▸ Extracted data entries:

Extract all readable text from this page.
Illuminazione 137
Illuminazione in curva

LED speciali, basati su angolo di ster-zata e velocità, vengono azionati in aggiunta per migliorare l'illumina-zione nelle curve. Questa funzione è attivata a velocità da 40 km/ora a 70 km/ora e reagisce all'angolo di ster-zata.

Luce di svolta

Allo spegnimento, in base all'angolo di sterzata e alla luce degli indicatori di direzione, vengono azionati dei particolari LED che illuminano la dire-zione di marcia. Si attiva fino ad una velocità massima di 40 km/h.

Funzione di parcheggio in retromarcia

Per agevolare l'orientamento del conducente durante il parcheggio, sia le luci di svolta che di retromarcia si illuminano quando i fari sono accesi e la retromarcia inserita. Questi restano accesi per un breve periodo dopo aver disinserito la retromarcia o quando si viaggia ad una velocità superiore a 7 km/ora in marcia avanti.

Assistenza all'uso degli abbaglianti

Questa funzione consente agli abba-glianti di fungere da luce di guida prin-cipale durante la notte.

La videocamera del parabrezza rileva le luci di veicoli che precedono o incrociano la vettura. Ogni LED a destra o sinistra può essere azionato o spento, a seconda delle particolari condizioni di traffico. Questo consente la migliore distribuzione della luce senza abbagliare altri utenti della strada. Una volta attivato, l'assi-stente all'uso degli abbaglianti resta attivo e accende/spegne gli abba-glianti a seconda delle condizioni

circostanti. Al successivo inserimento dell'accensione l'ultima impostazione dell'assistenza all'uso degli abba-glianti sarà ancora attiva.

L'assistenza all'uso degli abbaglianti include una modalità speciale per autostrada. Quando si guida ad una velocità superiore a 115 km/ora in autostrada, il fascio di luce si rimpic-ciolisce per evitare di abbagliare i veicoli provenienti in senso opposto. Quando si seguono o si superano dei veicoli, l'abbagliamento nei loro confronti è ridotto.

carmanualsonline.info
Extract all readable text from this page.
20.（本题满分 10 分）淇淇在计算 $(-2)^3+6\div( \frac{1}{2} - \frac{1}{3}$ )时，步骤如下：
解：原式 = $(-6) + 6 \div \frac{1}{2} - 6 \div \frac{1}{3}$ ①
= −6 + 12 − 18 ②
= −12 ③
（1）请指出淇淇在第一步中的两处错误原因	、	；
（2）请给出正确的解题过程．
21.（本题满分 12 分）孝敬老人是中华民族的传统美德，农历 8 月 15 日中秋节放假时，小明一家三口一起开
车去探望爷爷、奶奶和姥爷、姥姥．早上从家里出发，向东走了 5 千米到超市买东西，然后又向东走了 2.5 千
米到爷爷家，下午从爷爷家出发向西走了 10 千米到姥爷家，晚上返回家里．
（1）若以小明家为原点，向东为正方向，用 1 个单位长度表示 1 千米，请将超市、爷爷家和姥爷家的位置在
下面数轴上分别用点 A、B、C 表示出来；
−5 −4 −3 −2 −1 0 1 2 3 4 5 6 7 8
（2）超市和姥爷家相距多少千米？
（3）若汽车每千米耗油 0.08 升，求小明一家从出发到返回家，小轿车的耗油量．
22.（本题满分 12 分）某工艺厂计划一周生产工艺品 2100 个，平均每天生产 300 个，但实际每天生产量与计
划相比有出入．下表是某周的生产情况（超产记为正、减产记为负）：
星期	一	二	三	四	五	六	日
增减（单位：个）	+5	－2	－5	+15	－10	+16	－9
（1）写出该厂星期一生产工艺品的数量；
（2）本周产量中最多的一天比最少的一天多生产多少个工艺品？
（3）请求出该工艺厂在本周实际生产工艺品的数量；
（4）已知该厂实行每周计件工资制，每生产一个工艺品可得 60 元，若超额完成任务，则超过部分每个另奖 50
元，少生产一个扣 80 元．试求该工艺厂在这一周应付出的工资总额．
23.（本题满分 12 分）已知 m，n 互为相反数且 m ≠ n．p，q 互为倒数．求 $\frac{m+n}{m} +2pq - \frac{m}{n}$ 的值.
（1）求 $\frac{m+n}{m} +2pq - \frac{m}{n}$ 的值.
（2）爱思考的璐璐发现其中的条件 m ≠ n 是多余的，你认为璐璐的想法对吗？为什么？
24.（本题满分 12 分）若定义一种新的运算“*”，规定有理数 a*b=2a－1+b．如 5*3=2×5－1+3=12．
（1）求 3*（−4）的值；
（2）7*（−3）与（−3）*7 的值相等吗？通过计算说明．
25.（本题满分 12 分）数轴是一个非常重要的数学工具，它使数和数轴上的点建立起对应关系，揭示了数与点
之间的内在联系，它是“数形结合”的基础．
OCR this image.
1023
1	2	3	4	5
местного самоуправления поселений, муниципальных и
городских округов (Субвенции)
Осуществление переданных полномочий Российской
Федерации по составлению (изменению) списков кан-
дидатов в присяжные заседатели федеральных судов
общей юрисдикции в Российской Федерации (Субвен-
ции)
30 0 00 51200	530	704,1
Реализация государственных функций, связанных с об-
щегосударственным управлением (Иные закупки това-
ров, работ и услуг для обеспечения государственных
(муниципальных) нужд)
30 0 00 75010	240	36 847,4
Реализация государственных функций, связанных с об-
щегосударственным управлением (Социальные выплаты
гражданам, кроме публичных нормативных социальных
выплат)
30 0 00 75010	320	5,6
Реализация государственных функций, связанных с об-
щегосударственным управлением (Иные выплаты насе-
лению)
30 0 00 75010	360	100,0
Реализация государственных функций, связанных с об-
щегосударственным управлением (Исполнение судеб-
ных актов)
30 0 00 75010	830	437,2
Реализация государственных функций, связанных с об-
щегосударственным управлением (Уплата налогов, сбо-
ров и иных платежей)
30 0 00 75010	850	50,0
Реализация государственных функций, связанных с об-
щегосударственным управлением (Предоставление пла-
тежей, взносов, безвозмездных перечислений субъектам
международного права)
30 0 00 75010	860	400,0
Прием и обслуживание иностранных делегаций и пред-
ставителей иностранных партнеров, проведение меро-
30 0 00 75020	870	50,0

▸ TASK OBJECTIVE: Each line holding the word "guida" counts once; report the total and nothing else.

▸ RESPONSE: 2